WHAT IS BEING ASKED → Using the material below, copy every line where "your" appears.

SUPPLIED DATA →
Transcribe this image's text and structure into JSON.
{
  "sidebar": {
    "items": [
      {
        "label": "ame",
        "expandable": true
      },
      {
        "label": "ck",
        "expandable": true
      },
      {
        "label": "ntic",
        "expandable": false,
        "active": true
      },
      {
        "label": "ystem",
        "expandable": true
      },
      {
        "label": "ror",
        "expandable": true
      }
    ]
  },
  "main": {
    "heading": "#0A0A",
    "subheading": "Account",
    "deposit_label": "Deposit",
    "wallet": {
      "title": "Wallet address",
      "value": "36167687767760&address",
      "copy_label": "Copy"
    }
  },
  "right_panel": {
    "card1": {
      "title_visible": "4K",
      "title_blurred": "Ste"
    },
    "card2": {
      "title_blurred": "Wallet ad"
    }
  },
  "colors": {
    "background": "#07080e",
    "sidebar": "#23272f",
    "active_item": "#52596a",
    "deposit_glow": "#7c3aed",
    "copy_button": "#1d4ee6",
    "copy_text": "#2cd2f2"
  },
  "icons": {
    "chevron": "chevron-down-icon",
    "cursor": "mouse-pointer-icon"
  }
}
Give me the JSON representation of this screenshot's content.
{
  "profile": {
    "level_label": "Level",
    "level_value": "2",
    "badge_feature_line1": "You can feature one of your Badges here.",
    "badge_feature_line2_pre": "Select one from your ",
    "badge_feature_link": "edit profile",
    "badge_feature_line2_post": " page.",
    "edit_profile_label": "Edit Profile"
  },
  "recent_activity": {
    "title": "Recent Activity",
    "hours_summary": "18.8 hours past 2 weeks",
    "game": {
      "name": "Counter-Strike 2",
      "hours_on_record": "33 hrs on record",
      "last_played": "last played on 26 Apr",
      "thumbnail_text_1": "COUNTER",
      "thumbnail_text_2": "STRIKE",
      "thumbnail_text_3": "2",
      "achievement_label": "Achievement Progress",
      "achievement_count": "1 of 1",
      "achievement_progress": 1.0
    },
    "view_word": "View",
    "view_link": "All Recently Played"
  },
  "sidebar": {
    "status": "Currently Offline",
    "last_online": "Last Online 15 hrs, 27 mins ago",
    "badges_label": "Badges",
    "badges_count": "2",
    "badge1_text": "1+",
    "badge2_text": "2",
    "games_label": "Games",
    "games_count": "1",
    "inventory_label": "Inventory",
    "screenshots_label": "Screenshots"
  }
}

ANSWER TO THIS PROBLEM →
    "badge_feature_line1": "You can feature one of your Badges here.",
    "badge_feature_line2_pre": "Select one from your ",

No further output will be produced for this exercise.